(Element and coordinate records)
--

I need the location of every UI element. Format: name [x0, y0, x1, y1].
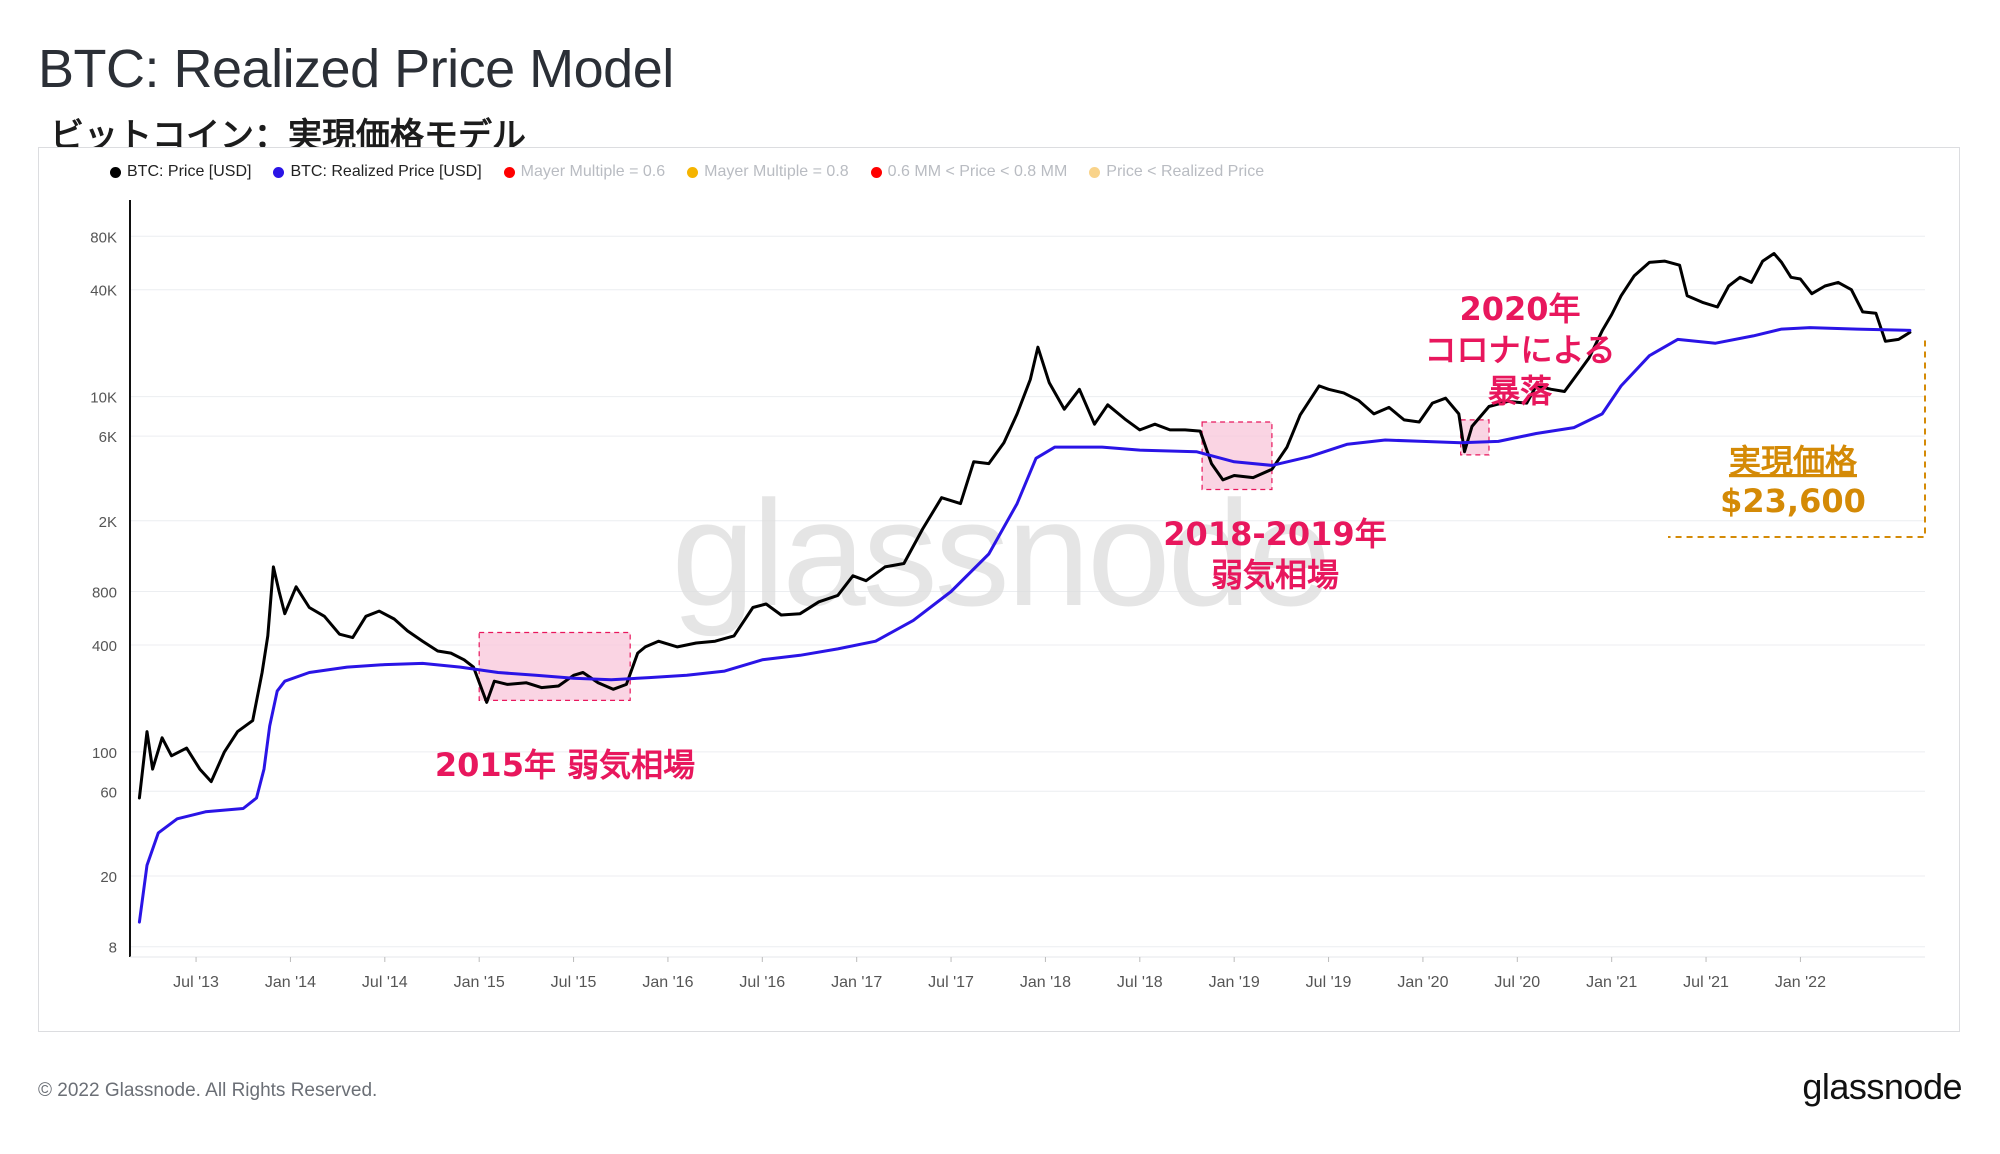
realized-price-series-line [137, 326, 1912, 924]
legend-label: BTC: Realized Price [USD] [290, 163, 482, 180]
realized-price-bracket [1668, 340, 1926, 538]
annotation-covid-line3: 暴落 [1488, 372, 1553, 410]
glassnode-logo[interactable]: glassnode [1802, 1066, 1962, 1107]
x-tick-label: Jul '18 [1117, 974, 1163, 991]
annotation-covid-line2: コロナによる [1424, 331, 1615, 369]
legend-item-2[interactable]: Mayer Multiple = 0.6 [503, 163, 666, 181]
annotation-2018-bear-line1: 2018-2019年 [1163, 515, 1386, 553]
x-tick-label: Jul '16 [739, 974, 785, 991]
y-tick-label: 10K [90, 390, 117, 407]
x-tick-label: Jan '19 [1209, 974, 1260, 991]
legend-marker [110, 166, 121, 178]
y-tick-label: 60 [100, 784, 117, 801]
legend-label: Price < Realized Price [1106, 163, 1265, 180]
x-tick-label: Jul '20 [1494, 974, 1540, 991]
y-tick-label: 80K [90, 229, 117, 246]
x-tick-label: Jan '17 [831, 974, 882, 991]
chart-frame [38, 147, 1960, 1032]
legend-item-1[interactable]: BTC: Realized Price [USD] [273, 163, 482, 181]
chart-legend: BTC: Price [USD] BTC: Realized Price [USD… [110, 163, 1264, 181]
legend-item-4[interactable]: 0.6 MM < Price < 0.8 MM [870, 163, 1068, 181]
x-tick-label: Jul '21 [1683, 974, 1729, 991]
legend-label: 0.6 MM < Price < 0.8 MM [887, 163, 1068, 180]
legend-marker [273, 166, 285, 178]
x-tick-label: Jan '18 [1020, 974, 1071, 991]
y-tick-label: 8 [109, 940, 117, 957]
legend-marker [503, 166, 515, 178]
x-tick-label: Jul '15 [551, 974, 597, 991]
y-tick-label: 40K [90, 283, 117, 300]
x-tick-label: Jan '14 [265, 974, 316, 991]
copyright-text: © 2022 Glassnode. All Rights Reserved. [38, 1080, 378, 1101]
chart-title: BTC: Realized Price Model [38, 39, 674, 99]
highlight-box-2 [1460, 419, 1490, 456]
highlight-box-0 [478, 631, 631, 701]
y-tick-label: 400 [92, 638, 117, 655]
watermark: glassnode [672, 469, 1329, 637]
legend-item-5[interactable]: Price < Realized Price [1089, 163, 1264, 181]
annotation-covid-line1: 2020年 [1459, 290, 1580, 328]
x-tick-label: Jul '19 [1306, 974, 1352, 991]
realized-price-value: $23,600 [1720, 482, 1866, 520]
y-tick-label: 6K [99, 429, 117, 446]
x-tick-label: Jan '22 [1775, 974, 1826, 991]
legend-marker [870, 166, 882, 178]
legend-marker [687, 166, 699, 178]
x-tick-label: Jan '20 [1397, 974, 1448, 991]
x-tick-label: Jul '13 [173, 974, 219, 991]
x-tick-label: Jul '14 [362, 974, 408, 991]
annotation-2018-bear-line2: 弱気相場 [1211, 556, 1339, 594]
y-tick-label: 100 [92, 745, 117, 762]
y-tick-label: 800 [92, 584, 117, 601]
legend-label: Mayer Multiple = 0.6 [520, 163, 666, 180]
y-tick-label: 20 [100, 869, 117, 886]
legend-marker [1089, 166, 1101, 178]
legend-item-3[interactable]: Mayer Multiple = 0.8 [687, 163, 849, 181]
x-tick-label: Jul '17 [928, 974, 974, 991]
x-tick-label: Jan '21 [1586, 974, 1637, 991]
legend-label: Mayer Multiple = 0.8 [704, 163, 849, 180]
legend-label: BTC: Price [USD] [127, 163, 252, 180]
x-tick-label: Jan '16 [642, 974, 693, 991]
realized-price-label: 実現価格 [1729, 442, 1858, 480]
x-tick-label: Jan '15 [454, 974, 505, 991]
legend-item-0[interactable]: BTC: Price [USD] [110, 163, 251, 181]
price-series-line [137, 252, 1912, 800]
annotation-2015-bear: 2015年 弱気相場 [435, 746, 695, 784]
y-tick-label: 2K [99, 514, 117, 531]
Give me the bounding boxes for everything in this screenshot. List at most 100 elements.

--

▶ [Aim of the exercise] Can you write out the data starting with the line containing "realized-price-series-line [137, 326, 1912, 924]" and going on through the line containing "annotation-covid-line2: コロナによる [1424, 331, 1615, 369]", both included, exactly as each line appears?

▶ [The solution]
realized-price-series-line [137, 326, 1912, 924]
legend-label: BTC: Realized Price [USD] [290, 163, 482, 180]
realized-price-bracket [1668, 340, 1926, 538]
annotation-covid-line3: 暴落 [1488, 372, 1553, 410]
glassnode-logo[interactable]: glassnode [1802, 1066, 1962, 1107]
x-tick-label: Jul '18 [1117, 974, 1163, 991]
annotation-covid-line2: コロナによる [1424, 331, 1615, 369]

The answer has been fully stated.